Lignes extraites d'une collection
* * * * * * *
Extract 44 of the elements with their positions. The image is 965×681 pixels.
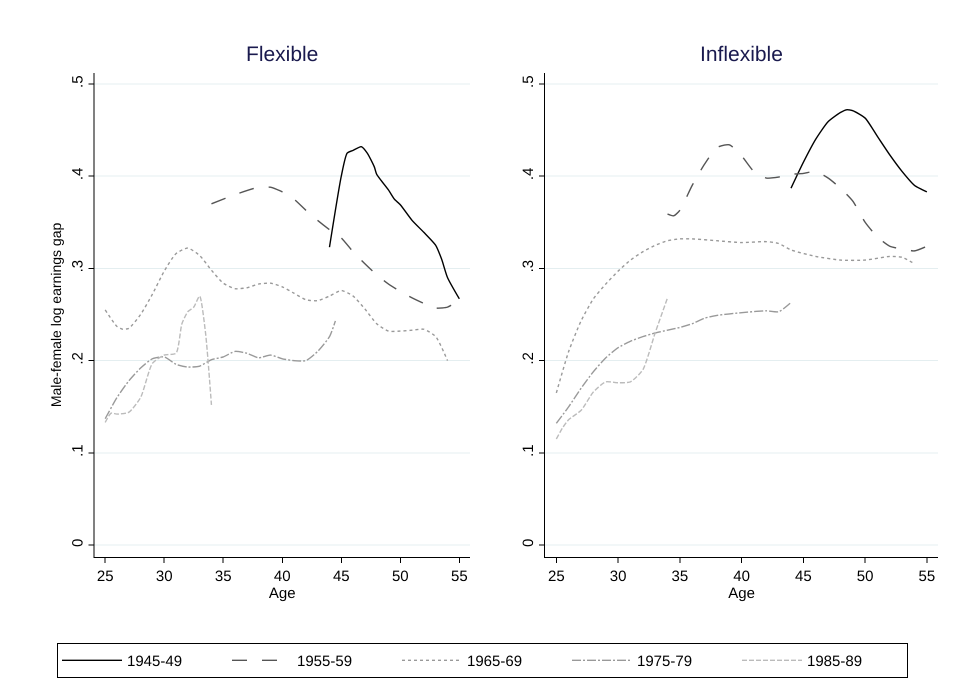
line-series (556, 302, 792, 424)
line-series (104, 247, 448, 362)
y-tick-label: .2 (70, 352, 87, 365)
y-tick-label: 0 (520, 538, 538, 547)
chart-title: Flexible (246, 43, 318, 66)
line-series (328, 146, 460, 300)
x-axis-title: Age (268, 585, 296, 602)
y-tick-label: .1 (520, 444, 538, 457)
line-series (790, 109, 928, 193)
legend-label: 1965-69 (467, 653, 522, 670)
x-tick-label: 30 (156, 568, 173, 586)
line-series (104, 295, 212, 424)
x-axis-title: Age (728, 585, 755, 602)
line-series (104, 320, 336, 420)
y-tick-label: 0 (70, 538, 87, 547)
x-tick-label: 55 (450, 568, 468, 586)
y-axis-title: Male-female log earnings gap (48, 222, 64, 408)
legend-label: 1955-59 (297, 653, 352, 670)
x-tick-label: 40 (274, 568, 291, 586)
chart-title: Inflexible (700, 43, 783, 66)
y-tick-label: .3 (70, 260, 87, 272)
y-tick-label: .2 (520, 352, 538, 365)
x-tick-label: 25 (548, 568, 565, 586)
x-tick-label: 40 (733, 568, 750, 586)
x-tick-label: 50 (856, 568, 874, 586)
y-tick-label: .3 (520, 260, 538, 272)
legend-label: 1945-49 (127, 653, 182, 670)
line-series (556, 238, 916, 394)
legend-label: 1985-89 (807, 653, 862, 670)
x-tick-label: 30 (610, 568, 626, 586)
x-tick-label: 50 (392, 568, 409, 586)
line-series (556, 297, 668, 440)
x-tick-label: 55 (918, 568, 936, 586)
x-tick-label: 45 (332, 568, 350, 586)
y-tick-label: .5 (70, 75, 87, 88)
y-tick-label: .5 (520, 75, 538, 88)
x-tick-label: 45 (795, 568, 812, 586)
y-tick-label: .4 (70, 168, 87, 180)
y-tick-label: .1 (70, 444, 87, 457)
legend-label: 1975-79 (637, 653, 692, 670)
x-tick-label: 35 (214, 568, 232, 586)
y-tick-label: .4 (520, 168, 538, 180)
x-tick-label: 25 (96, 568, 114, 586)
x-tick-label: 35 (672, 568, 688, 586)
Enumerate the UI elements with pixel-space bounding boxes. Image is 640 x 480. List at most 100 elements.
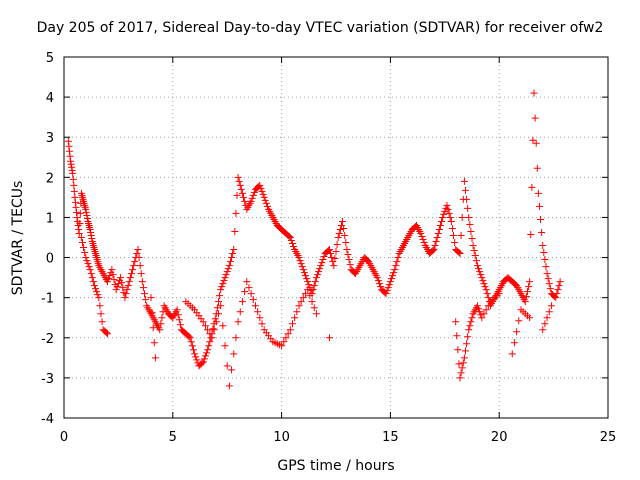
data-point bbox=[295, 302, 303, 310]
data-point bbox=[373, 274, 381, 282]
data-point bbox=[208, 334, 216, 342]
data-point bbox=[260, 193, 268, 201]
data-point bbox=[484, 294, 492, 302]
data-point bbox=[302, 272, 310, 280]
x-tick-labels: 0 5 10 15 20 25 bbox=[60, 430, 616, 445]
data-point bbox=[186, 334, 194, 342]
data-point bbox=[546, 285, 554, 293]
data-point bbox=[440, 210, 448, 218]
data-point bbox=[461, 186, 469, 194]
data-point bbox=[231, 227, 239, 235]
data-point bbox=[345, 256, 353, 264]
data-point bbox=[93, 288, 101, 296]
data-point bbox=[304, 278, 312, 286]
data-point bbox=[391, 266, 399, 274]
data-point bbox=[71, 198, 79, 206]
y-tick-label: -4 bbox=[41, 412, 54, 427]
data-point bbox=[104, 330, 112, 338]
data-point bbox=[86, 266, 94, 274]
data-point bbox=[452, 318, 460, 326]
x-tick-label: 20 bbox=[491, 430, 508, 445]
x-tick-label: 5 bbox=[169, 430, 177, 445]
data-point bbox=[109, 271, 117, 279]
data-point bbox=[102, 329, 110, 337]
data-point bbox=[82, 205, 90, 213]
data-point bbox=[532, 139, 540, 147]
data-point bbox=[243, 278, 251, 286]
data-point bbox=[306, 292, 314, 300]
data-point bbox=[76, 209, 84, 217]
data-point bbox=[475, 265, 483, 273]
data-point bbox=[480, 310, 488, 318]
data-point bbox=[457, 231, 465, 239]
data-point bbox=[286, 234, 294, 241]
data-point bbox=[476, 308, 484, 316]
data-point bbox=[75, 225, 83, 233]
data-point bbox=[481, 283, 489, 291]
data-point bbox=[68, 163, 76, 171]
data-point bbox=[130, 262, 138, 270]
data-point bbox=[71, 193, 79, 201]
data-point bbox=[108, 266, 116, 274]
data-point bbox=[554, 286, 562, 294]
data-point bbox=[247, 290, 255, 298]
data-point bbox=[217, 302, 225, 310]
data-point bbox=[189, 346, 197, 354]
data-point bbox=[83, 214, 91, 222]
data-point bbox=[291, 314, 299, 322]
data-point bbox=[476, 268, 484, 276]
data-point bbox=[495, 290, 503, 298]
data-point bbox=[80, 244, 88, 252]
data-point bbox=[241, 197, 249, 205]
data-point bbox=[297, 260, 305, 268]
data-point bbox=[127, 270, 135, 278]
data-point bbox=[312, 274, 320, 282]
data-point bbox=[133, 250, 141, 258]
data-point bbox=[212, 318, 220, 326]
data-point bbox=[176, 321, 184, 329]
data-point bbox=[75, 229, 83, 237]
data-point bbox=[76, 219, 84, 227]
data-point bbox=[384, 284, 392, 292]
data-point bbox=[220, 277, 228, 285]
data-point bbox=[193, 356, 201, 364]
data-point bbox=[200, 355, 208, 363]
data-point bbox=[454, 346, 462, 354]
data-point bbox=[458, 213, 466, 221]
data-point bbox=[112, 286, 120, 294]
data-point bbox=[418, 232, 426, 240]
data-point bbox=[228, 254, 236, 262]
data-point bbox=[187, 338, 195, 346]
data-point bbox=[529, 136, 537, 144]
data-point bbox=[553, 290, 561, 298]
data-point bbox=[385, 281, 393, 289]
data-point bbox=[256, 181, 264, 189]
data-point bbox=[541, 256, 549, 264]
data-point bbox=[296, 257, 304, 265]
data-point bbox=[147, 294, 155, 302]
data-point bbox=[473, 302, 481, 310]
data-point bbox=[135, 254, 143, 262]
data-point bbox=[234, 173, 242, 181]
data-point bbox=[543, 270, 551, 278]
data-point bbox=[229, 250, 237, 258]
data-point bbox=[192, 353, 200, 361]
data-point bbox=[113, 283, 121, 291]
data-point bbox=[245, 284, 253, 292]
data-point bbox=[250, 188, 258, 196]
data-point bbox=[522, 293, 530, 301]
data-point bbox=[463, 340, 471, 348]
data-point bbox=[538, 228, 546, 236]
data-point bbox=[533, 164, 541, 172]
data-point bbox=[435, 225, 443, 233]
data-point bbox=[226, 258, 234, 266]
y-tick-labels: -4 -3 -2 -1 0 1 2 3 4 5 bbox=[41, 51, 54, 427]
data-point bbox=[545, 308, 553, 316]
data-point bbox=[217, 286, 225, 294]
data-point bbox=[308, 298, 316, 306]
data-point bbox=[298, 263, 306, 271]
data-point bbox=[256, 314, 264, 322]
data-point bbox=[453, 332, 461, 340]
data-point bbox=[136, 262, 144, 270]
* * * * * * *
- Travail attendu
Recopiez telles quelles toutes les lignes ci-dessus en laissant de côté les images, s'il vous plaît.

- Résultat obtenu
Extract 44 of the elements with their positions. The image is 965×681 pixels.
line-series (556, 302, 792, 424)
line-series (104, 247, 448, 362)
y-tick-label: .2 (70, 352, 87, 365)
y-tick-label: 0 (520, 538, 538, 547)
chart-title: Flexible (246, 43, 318, 66)
line-series (328, 146, 460, 300)
x-axis-title: Age (268, 585, 296, 602)
y-tick-label: .1 (520, 444, 538, 457)
line-series (790, 109, 928, 193)
legend-label: 1965-69 (467, 653, 522, 670)
x-tick-label: 30 (156, 568, 173, 586)
line-series (104, 295, 212, 424)
x-axis-title: Age (728, 585, 755, 602)
line-series (104, 320, 336, 420)
y-tick-label: 0 (70, 538, 87, 547)
x-tick-label: 55 (450, 568, 468, 586)
y-axis-title: Male-female log earnings gap (48, 222, 64, 408)
legend-label: 1955-59 (297, 653, 352, 670)
x-tick-label: 40 (274, 568, 291, 586)
chart-title: Inflexible (700, 43, 783, 66)
y-tick-label: .3 (70, 260, 87, 272)
y-tick-label: .2 (520, 352, 538, 365)
x-tick-label: 25 (548, 568, 565, 586)
x-tick-label: 40 (733, 568, 750, 586)
x-tick-label: 50 (856, 568, 874, 586)
y-tick-label: .3 (520, 260, 538, 272)
legend-label: 1945-49 (127, 653, 182, 670)
line-series (556, 238, 916, 394)
legend-label: 1985-89 (807, 653, 862, 670)
x-tick-label: 30 (610, 568, 626, 586)
x-tick-label: 50 (392, 568, 409, 586)
line-series (556, 297, 668, 440)
x-tick-label: 55 (918, 568, 936, 586)
x-tick-label: 45 (332, 568, 350, 586)
y-tick-label: .5 (70, 75, 87, 88)
y-tick-label: .5 (520, 75, 538, 88)
x-tick-label: 45 (795, 568, 812, 586)
y-tick-label: .4 (70, 168, 87, 180)
y-tick-label: .1 (70, 444, 87, 457)
legend-label: 1975-79 (637, 653, 692, 670)
x-tick-label: 35 (214, 568, 232, 586)
y-tick-label: .4 (520, 168, 538, 180)
x-tick-label: 25 (96, 568, 114, 586)
x-tick-label: 35 (672, 568, 688, 586)
Enumerate the UI elements with pixel-space bounding boxes. Image is 640 x 480. List at most 100 elements.
data-point bbox=[295, 302, 303, 310]
data-point bbox=[373, 274, 381, 282]
data-point bbox=[208, 334, 216, 342]
data-point bbox=[260, 193, 268, 201]
data-point bbox=[484, 294, 492, 302]
data-point bbox=[302, 272, 310, 280]
x-tick-labels: 0 5 10 15 20 25 bbox=[60, 430, 616, 445]
data-point bbox=[186, 334, 194, 342]
data-point bbox=[546, 285, 554, 293]
data-point bbox=[440, 210, 448, 218]
data-point bbox=[461, 186, 469, 194]
data-point bbox=[231, 227, 239, 235]
data-point bbox=[345, 256, 353, 264]
data-point bbox=[93, 288, 101, 296]
data-point bbox=[304, 278, 312, 286]
data-point bbox=[391, 266, 399, 274]
data-point bbox=[71, 198, 79, 206]
y-tick-label: -4 bbox=[41, 412, 54, 427]
data-point bbox=[104, 330, 112, 338]
data-point bbox=[86, 266, 94, 274]
data-point bbox=[452, 318, 460, 326]
x-tick-label: 20 bbox=[491, 430, 508, 445]
x-tick-label: 5 bbox=[169, 430, 177, 445]
data-point bbox=[109, 271, 117, 279]
data-point bbox=[102, 329, 110, 337]
data-point bbox=[82, 205, 90, 213]
data-point bbox=[532, 139, 540, 147]
data-point bbox=[243, 278, 251, 286]
data-point bbox=[306, 292, 314, 300]
data-point bbox=[76, 209, 84, 217]
data-point bbox=[475, 265, 483, 273]
data-point bbox=[480, 310, 488, 318]
data-point bbox=[457, 231, 465, 239]
data-point bbox=[286, 234, 294, 241]
data-point bbox=[476, 308, 484, 316]
data-point bbox=[75, 225, 83, 233]
data-point bbox=[481, 283, 489, 291]
data-point bbox=[68, 163, 76, 171]
data-point bbox=[130, 262, 138, 270]
data-point bbox=[71, 193, 79, 201]
data-point bbox=[108, 266, 116, 274]
data-point bbox=[554, 286, 562, 294]
data-point bbox=[247, 290, 255, 298]
data-point bbox=[217, 302, 225, 310]
data-point bbox=[189, 346, 197, 354]
data-point bbox=[83, 214, 91, 222]
data-point bbox=[291, 314, 299, 322]
data-point bbox=[476, 268, 484, 276]
data-point bbox=[495, 290, 503, 298]
data-point bbox=[80, 244, 88, 252]
data-point bbox=[241, 197, 249, 205]
data-point bbox=[297, 260, 305, 268]
data-point bbox=[127, 270, 135, 278]
data-point bbox=[312, 274, 320, 282]
data-point bbox=[133, 250, 141, 258]
data-point bbox=[212, 318, 220, 326]
data-point bbox=[176, 321, 184, 329]
data-point bbox=[75, 229, 83, 237]
data-point bbox=[76, 219, 84, 227]
data-point bbox=[384, 284, 392, 292]
data-point bbox=[220, 277, 228, 285]
data-point bbox=[193, 356, 201, 364]
data-point bbox=[200, 355, 208, 363]
data-point bbox=[454, 346, 462, 354]
data-point bbox=[458, 213, 466, 221]
data-point bbox=[112, 286, 120, 294]
data-point bbox=[418, 232, 426, 240]
data-point bbox=[228, 254, 236, 262]
data-point bbox=[187, 338, 195, 346]
data-point bbox=[529, 136, 537, 144]
data-point bbox=[553, 290, 561, 298]
data-point bbox=[385, 281, 393, 289]
data-point bbox=[256, 181, 264, 189]
data-point bbox=[541, 256, 549, 264]
data-point bbox=[296, 257, 304, 265]
data-point bbox=[147, 294, 155, 302]
data-point bbox=[473, 302, 481, 310]
data-point bbox=[135, 254, 143, 262]
data-point bbox=[234, 173, 242, 181]
data-point bbox=[543, 270, 551, 278]
data-point bbox=[229, 250, 237, 258]
data-point bbox=[192, 353, 200, 361]
data-point bbox=[113, 283, 121, 291]
data-point bbox=[245, 284, 253, 292]
data-point bbox=[250, 188, 258, 196]
data-point bbox=[522, 293, 530, 301]
data-point bbox=[463, 340, 471, 348]
data-point bbox=[538, 228, 546, 236]
data-point bbox=[533, 164, 541, 172]
data-point bbox=[435, 225, 443, 233]
data-point bbox=[226, 258, 234, 266]
y-tick-labels: -4 -3 -2 -1 0 1 2 3 4 5 bbox=[41, 51, 54, 427]
data-point bbox=[545, 308, 553, 316]
data-point bbox=[217, 286, 225, 294]
data-point bbox=[308, 298, 316, 306]
data-point bbox=[298, 263, 306, 271]
data-point bbox=[256, 314, 264, 322]
data-point bbox=[453, 332, 461, 340]
data-point bbox=[136, 262, 144, 270]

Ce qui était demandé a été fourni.